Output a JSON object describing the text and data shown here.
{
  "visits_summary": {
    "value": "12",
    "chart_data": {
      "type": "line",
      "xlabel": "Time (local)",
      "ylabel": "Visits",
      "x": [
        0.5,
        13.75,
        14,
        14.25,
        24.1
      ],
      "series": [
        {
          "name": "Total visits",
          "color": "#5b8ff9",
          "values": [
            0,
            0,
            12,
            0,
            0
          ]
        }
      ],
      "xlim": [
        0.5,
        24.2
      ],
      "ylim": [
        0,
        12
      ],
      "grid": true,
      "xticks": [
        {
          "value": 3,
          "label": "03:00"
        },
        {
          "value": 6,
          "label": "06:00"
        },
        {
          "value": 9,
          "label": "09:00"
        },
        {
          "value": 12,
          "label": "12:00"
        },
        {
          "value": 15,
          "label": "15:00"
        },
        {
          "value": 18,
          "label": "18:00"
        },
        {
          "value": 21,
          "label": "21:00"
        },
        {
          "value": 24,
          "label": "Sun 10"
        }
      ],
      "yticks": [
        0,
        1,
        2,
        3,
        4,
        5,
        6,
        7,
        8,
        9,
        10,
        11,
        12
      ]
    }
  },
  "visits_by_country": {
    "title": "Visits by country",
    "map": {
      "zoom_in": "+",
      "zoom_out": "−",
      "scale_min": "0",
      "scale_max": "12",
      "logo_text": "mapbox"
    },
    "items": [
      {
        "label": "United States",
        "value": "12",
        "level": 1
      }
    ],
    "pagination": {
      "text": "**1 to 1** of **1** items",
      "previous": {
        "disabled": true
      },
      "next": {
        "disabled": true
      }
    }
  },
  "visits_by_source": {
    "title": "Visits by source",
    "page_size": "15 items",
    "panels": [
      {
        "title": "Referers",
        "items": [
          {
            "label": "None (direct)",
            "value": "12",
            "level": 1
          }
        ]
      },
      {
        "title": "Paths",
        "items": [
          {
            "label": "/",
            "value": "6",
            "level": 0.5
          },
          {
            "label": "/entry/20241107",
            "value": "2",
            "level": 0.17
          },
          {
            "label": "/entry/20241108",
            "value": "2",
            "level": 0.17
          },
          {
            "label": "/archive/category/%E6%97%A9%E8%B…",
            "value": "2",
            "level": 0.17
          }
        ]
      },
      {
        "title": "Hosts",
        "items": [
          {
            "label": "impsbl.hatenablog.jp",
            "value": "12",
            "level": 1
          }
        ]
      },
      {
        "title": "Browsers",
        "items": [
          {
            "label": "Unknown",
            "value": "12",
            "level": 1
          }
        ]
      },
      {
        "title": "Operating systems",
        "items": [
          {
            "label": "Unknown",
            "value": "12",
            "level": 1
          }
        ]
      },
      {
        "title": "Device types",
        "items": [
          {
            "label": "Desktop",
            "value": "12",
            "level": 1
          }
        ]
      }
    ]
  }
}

_INSTRUCTION_
Write out every line exactly as it stands.

_TASK SOLUTION_
Output a JSON object describing the text and data shown here.
{
  "visits_summary": {
    "value": "12",
    "chart_data": {
      "type": "line",
      "xlabel": "Time (local)",
      "ylabel": "Visits",
      "x": [
        0.5,
        13.75,
        14,
        14.25,
        24.1
      ],
      "series": [
        {
          "name": "Total visits",
          "color": "#5b8ff9",
          "values": [
            0,
            0,
            12,
            0,
            0
          ]
        }
      ],
      "xlim": [
        0.5,
        24.2
      ],
      "ylim": [
        0,
        12
      ],
      "grid": true,
      "xticks": [
        {
          "value": 3,
          "label": "03:00"
        },
        {
          "value": 6,
          "label": "06:00"
        },
        {
          "value": 9,
          "label": "09:00"
        },
        {
          "value": 12,
          "label": "12:00"
        },
        {
          "value": 15,
          "label": "15:00"
        },
        {
          "value": 18,
          "label": "18:00"
        },
        {
          "value": 21,
          "label": "21:00"
        },
        {
          "value": 24,
          "label": "Sun 10"
        }
      ],
      "yticks": [
        0,
        1,
        2,
        3,
        4,
        5,
        6,
        7,
        8,
        9,
        10,
        11,
        12
      ]
    }
  },
  "visits_by_country": {
    "title": "Visits by country",
    "map": {
      "zoom_in": "+",
      "zoom_out": "−",
      "scale_min": "0",
      "scale_max": "12",
      "logo_text": "mapbox"
    },
    "items": [
      {
        "label": "United States",
        "value": "12",
        "level": 1
      }
    ],
    "pagination": {
      "text": "**1 to 1** of **1** items",
      "previous": {
        "disabled": true
      },
      "next": {
        "disabled": true
      }
    }
  },
  "visits_by_source": {
    "title": "Visits by source",
    "page_size": "15 items",
    "panels": [
      {
        "title": "Referers",
        "items": [
          {
            "label": "None (direct)",
            "value": "12",
            "level": 1
          }
        ]
      },
      {
        "title": "Paths",
        "items": [
          {
            "label": "/",
            "value": "6",
            "level": 0.5
          },
          {
            "label": "/entry/20241107",
            "value": "2",
            "level": 0.17
          },
          {
            "label": "/entry/20241108",
            "value": "2",
            "level": 0.17
          },
          {
            "label": "/archive/category/%E6%97%A9%E8%B…",
            "value": "2",
            "level": 0.17
          }
        ]
      },
      {
        "title": "Hosts",
        "items": [
          {
            "label": "impsbl.hatenablog.jp",
            "value": "12",
            "level": 1
          }
        ]
      },
      {
        "title": "Browsers",
        "items": [
          {
            "label": "Unknown",
            "value": "12",
            "level": 1
          }
        ]
      },
      {
        "title": "Operating systems",
        "items": [
          {
            "label": "Unknown",
            "value": "12",
            "level": 1
          }
        ]
      },
      {
        "title": "Device types",
        "items": [
          {
            "label": "Desktop",
            "value": "12",
            "level": 1
          }
        ]
      }
    ]
  }
}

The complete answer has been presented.